## Task:
Extract, from the listing that follows, each line containing the word "Nedůvěra".

(Stored items)

::::

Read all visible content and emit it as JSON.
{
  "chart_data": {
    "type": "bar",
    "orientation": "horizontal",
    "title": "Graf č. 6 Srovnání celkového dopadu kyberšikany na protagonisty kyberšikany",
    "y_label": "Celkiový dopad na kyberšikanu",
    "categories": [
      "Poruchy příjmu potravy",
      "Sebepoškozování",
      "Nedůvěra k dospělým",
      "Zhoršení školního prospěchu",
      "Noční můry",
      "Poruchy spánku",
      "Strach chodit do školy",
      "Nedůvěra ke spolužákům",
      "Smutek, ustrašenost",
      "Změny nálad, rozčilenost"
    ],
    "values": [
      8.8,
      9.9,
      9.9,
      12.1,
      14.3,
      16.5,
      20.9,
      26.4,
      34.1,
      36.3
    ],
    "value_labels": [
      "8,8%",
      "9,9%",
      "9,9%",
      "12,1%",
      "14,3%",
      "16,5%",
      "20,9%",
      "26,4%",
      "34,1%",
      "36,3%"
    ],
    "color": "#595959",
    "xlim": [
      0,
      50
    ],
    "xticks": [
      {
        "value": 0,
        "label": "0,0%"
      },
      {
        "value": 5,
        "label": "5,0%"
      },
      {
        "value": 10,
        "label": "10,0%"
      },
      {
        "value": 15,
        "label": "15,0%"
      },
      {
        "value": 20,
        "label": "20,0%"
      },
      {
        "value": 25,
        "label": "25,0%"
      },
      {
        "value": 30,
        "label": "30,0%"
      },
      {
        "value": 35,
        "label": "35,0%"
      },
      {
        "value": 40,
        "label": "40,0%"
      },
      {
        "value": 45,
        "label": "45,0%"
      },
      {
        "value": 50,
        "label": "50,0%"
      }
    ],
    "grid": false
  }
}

::::

## Answer for this exercise:
      "Nedůvěra k dospělým",
      "Nedůvěra ke spolužákům",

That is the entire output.